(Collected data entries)
+===+
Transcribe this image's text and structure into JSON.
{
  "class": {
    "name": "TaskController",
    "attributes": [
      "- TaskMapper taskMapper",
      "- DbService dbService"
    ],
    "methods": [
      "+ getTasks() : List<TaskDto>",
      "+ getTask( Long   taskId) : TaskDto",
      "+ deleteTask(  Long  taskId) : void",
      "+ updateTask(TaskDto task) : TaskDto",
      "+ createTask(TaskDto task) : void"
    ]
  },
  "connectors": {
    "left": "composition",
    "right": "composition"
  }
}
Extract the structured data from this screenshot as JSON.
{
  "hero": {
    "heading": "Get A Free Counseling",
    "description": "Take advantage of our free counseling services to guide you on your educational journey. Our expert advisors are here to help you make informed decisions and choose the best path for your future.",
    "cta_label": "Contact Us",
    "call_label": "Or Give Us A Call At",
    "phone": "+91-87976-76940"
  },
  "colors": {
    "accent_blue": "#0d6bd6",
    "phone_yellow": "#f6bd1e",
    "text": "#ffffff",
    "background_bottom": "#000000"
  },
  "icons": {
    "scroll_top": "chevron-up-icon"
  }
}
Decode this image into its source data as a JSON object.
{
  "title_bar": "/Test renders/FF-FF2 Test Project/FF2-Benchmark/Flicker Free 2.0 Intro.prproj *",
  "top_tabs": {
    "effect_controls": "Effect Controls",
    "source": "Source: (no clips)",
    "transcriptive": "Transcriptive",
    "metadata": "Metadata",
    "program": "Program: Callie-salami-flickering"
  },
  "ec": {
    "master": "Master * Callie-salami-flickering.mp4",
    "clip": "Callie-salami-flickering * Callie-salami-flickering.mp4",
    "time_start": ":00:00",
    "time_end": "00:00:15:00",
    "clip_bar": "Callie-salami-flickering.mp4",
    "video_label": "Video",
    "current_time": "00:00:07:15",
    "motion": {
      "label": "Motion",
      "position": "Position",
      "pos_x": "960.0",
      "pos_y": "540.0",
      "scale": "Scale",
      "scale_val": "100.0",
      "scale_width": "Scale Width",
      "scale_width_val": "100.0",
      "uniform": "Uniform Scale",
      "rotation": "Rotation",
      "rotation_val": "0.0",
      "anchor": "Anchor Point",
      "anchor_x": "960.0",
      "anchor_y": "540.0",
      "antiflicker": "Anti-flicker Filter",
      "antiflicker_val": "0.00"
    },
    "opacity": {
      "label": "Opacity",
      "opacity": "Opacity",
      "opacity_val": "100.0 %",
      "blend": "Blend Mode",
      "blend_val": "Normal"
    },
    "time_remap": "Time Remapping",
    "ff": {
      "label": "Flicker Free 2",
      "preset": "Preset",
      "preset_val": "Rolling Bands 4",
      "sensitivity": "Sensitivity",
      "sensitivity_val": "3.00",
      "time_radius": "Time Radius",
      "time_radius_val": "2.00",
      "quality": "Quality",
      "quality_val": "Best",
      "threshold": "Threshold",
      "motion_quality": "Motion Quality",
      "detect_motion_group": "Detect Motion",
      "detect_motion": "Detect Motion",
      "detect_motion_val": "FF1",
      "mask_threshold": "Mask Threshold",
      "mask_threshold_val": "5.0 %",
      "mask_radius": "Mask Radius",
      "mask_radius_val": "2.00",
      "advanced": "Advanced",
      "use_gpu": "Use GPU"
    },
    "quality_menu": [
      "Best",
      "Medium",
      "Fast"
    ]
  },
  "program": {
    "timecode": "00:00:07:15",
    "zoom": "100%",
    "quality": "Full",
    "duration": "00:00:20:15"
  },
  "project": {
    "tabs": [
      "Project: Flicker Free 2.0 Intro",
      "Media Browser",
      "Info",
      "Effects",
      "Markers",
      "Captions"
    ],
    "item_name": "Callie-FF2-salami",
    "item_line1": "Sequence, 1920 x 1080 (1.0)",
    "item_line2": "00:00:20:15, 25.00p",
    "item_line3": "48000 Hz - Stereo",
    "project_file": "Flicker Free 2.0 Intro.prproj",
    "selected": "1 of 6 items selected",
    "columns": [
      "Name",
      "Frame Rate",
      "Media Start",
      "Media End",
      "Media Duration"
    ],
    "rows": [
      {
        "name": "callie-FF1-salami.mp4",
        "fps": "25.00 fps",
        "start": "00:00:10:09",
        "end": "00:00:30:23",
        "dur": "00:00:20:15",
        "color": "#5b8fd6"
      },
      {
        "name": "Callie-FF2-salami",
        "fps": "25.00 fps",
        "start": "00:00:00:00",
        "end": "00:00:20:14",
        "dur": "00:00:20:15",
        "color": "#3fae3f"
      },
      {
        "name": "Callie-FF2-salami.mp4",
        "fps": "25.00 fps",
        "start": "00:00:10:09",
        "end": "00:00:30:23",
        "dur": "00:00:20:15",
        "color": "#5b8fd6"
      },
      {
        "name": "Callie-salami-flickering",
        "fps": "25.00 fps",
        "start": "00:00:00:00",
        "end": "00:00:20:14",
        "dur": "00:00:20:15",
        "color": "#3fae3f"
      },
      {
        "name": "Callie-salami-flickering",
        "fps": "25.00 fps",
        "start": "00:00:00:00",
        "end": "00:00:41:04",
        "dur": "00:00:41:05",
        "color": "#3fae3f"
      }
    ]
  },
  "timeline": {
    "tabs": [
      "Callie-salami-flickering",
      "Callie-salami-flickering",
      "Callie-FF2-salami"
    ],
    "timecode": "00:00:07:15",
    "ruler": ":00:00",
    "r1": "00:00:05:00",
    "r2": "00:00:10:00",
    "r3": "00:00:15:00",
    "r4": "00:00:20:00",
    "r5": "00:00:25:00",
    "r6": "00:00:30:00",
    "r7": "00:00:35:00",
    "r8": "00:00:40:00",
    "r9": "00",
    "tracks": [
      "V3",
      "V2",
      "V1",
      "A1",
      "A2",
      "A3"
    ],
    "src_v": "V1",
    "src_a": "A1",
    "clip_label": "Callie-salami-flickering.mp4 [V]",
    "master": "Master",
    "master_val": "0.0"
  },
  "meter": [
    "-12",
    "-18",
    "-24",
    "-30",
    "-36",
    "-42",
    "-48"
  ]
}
+===+
■ Job ■
All of the data needs to be reproduced exactly, with no line missing.

■ Reply ■
Transcribe this image's text and structure into JSON.
{
  "class": {
    "name": "TaskController",
    "attributes": [
      "- TaskMapper taskMapper",
      "- DbService dbService"
    ],
    "methods": [
      "+ getTasks() : List<TaskDto>",
      "+ getTask( Long   taskId) : TaskDto",
      "+ deleteTask(  Long  taskId) : void",
      "+ updateTask(TaskDto task) : TaskDto",
      "+ createTask(TaskDto task) : void"
    ]
  },
  "connectors": {
    "left": "composition",
    "right": "composition"
  }
}
Extract the structured data from this screenshot as JSON.
{
  "hero": {
    "heading": "Get A Free Counseling",
    "description": "Take advantage of our free counseling services to guide you on your educational journey. Our expert advisors are here to help you make informed decisions and choose the best path for your future.",
    "cta_label": "Contact Us",
    "call_label": "Or Give Us A Call At",
    "phone": "+91-87976-76940"
  },
  "colors": {
    "accent_blue": "#0d6bd6",
    "phone_yellow": "#f6bd1e",
    "text": "#ffffff",
    "background_bottom": "#000000"
  },
  "icons": {
    "scroll_top": "chevron-up-icon"
  }
}
Decode this image into its source data as a JSON object.
{
  "title_bar": "/Test renders/FF-FF2 Test Project/FF2-Benchmark/Flicker Free 2.0 Intro.prproj *",
  "top_tabs": {
    "effect_controls": "Effect Controls",
    "source": "Source: (no clips)",
    "transcriptive": "Transcriptive",
    "metadata": "Metadata",
    "program": "Program: Callie-salami-flickering"
  },
  "ec": {
    "master": "Master * Callie-salami-flickering.mp4",
    "clip": "Callie-salami-flickering * Callie-salami-flickering.mp4",
    "time_start": ":00:00",
    "time_end": "00:00:15:00",
    "clip_bar": "Callie-salami-flickering.mp4",
    "video_label": "Video",
    "current_time": "00:00:07:15",
    "motion": {
      "label": "Motion",
      "position": "Position",
      "pos_x": "960.0",
      "pos_y": "540.0",
      "scale": "Scale",
      "scale_val": "100.0",
      "scale_width": "Scale Width",
      "scale_width_val": "100.0",
      "uniform": "Uniform Scale",
      "rotation": "Rotation",
      "rotation_val": "0.0",
      "anchor": "Anchor Point",
      "anchor_x": "960.0",
      "anchor_y": "540.0",
      "antiflicker": "Anti-flicker Filter",
      "antiflicker_val": "0.00"
    },
    "opacity": {
      "label": "Opacity",
      "opacity": "Opacity",
      "opacity_val": "100.0 %",
      "blend": "Blend Mode",
      "blend_val": "Normal"
    },
    "time_remap": "Time Remapping",
    "ff": {
      "label": "Flicker Free 2",
      "preset": "Preset",
      "preset_val": "Rolling Bands 4",
      "sensitivity": "Sensitivity",
      "sensitivity_val": "3.00",
      "time_radius": "Time Radius",
      "time_radius_val": "2.00",
      "quality": "Quality",
      "quality_val": "Best",
      "threshold": "Threshold",
      "motion_quality": "Motion Quality",
      "detect_motion_group": "Detect Motion",
      "detect_motion": "Detect Motion",
      "detect_motion_val": "FF1",
      "mask_threshold": "Mask Threshold",
      "mask_threshold_val": "5.0 %",
      "mask_radius": "Mask Radius",
      "mask_radius_val": "2.00",
      "advanced": "Advanced",
      "use_gpu": "Use GPU"
    },
    "quality_menu": [
      "Best",
      "Medium",
      "Fast"
    ]
  },
  "program": {
    "timecode": "00:00:07:15",
    "zoom": "100%",
    "quality": "Full",
    "duration": "00:00:20:15"
  },
  "project": {
    "tabs": [
      "Project: Flicker Free 2.0 Intro",
      "Media Browser",
      "Info",
      "Effects",
      "Markers",
      "Captions"
    ],
    "item_name": "Callie-FF2-salami",
    "item_line1": "Sequence, 1920 x 1080 (1.0)",
    "item_line2": "00:00:20:15, 25.00p",
    "item_line3": "48000 Hz - Stereo",
    "project_file": "Flicker Free 2.0 Intro.prproj",
    "selected": "1 of 6 items selected",
    "columns": [
      "Name",
      "Frame Rate",
      "Media Start",
      "Media End",
      "Media Duration"
    ],
    "rows": [
      {
        "name": "callie-FF1-salami.mp4",
        "fps": "25.00 fps",
        "start": "00:00:10:09",
        "end": "00:00:30:23",
        "dur": "00:00:20:15",
        "color": "#5b8fd6"
      },
      {
        "name": "Callie-FF2-salami",
        "fps": "25.00 fps",
        "start": "00:00:00:00",
        "end": "00:00:20:14",
        "dur": "00:00:20:15",
        "color": "#3fae3f"
      },
      {
        "name": "Callie-FF2-salami.mp4",
        "fps": "25.00 fps",
        "start": "00:00:10:09",
        "end": "00:00:30:23",
        "dur": "00:00:20:15",
        "color": "#5b8fd6"
      },
      {
        "name": "Callie-salami-flickering",
        "fps": "25.00 fps",
        "start": "00:00:00:00",
        "end": "00:00:20:14",
        "dur": "00:00:20:15",
        "color": "#3fae3f"
      },
      {
        "name": "Callie-salami-flickering",
        "fps": "25.00 fps",
        "start": "00:00:00:00",
        "end": "00:00:41:04",
        "dur": "00:00:41:05",
        "color": "#3fae3f"
      }
    ]
  },
  "timeline": {
    "tabs": [
      "Callie-salami-flickering",
      "Callie-salami-flickering",
      "Callie-FF2-salami"
    ],
    "timecode": "00:00:07:15",
    "ruler": ":00:00",
    "r1": "00:00:05:00",
    "r2": "00:00:10:00",
    "r3": "00:00:15:00",
    "r4": "00:00:20:00",
    "r5": "00:00:25:00",
    "r6": "00:00:30:00",
    "r7": "00:00:35:00",
    "r8": "00:00:40:00",
    "r9": "00",
    "tracks": [
      "V3",
      "V2",
      "V1",
      "A1",
      "A2",
      "A3"
    ],
    "src_v": "V1",
    "src_a": "A1",
    "clip_label": "Callie-salami-flickering.mp4 [V]",
    "master": "Master",
    "master_val": "0.0"
  },
  "meter": [
    "-12",
    "-18",
    "-24",
    "-30",
    "-36",
    "-42",
    "-48"
  ]
}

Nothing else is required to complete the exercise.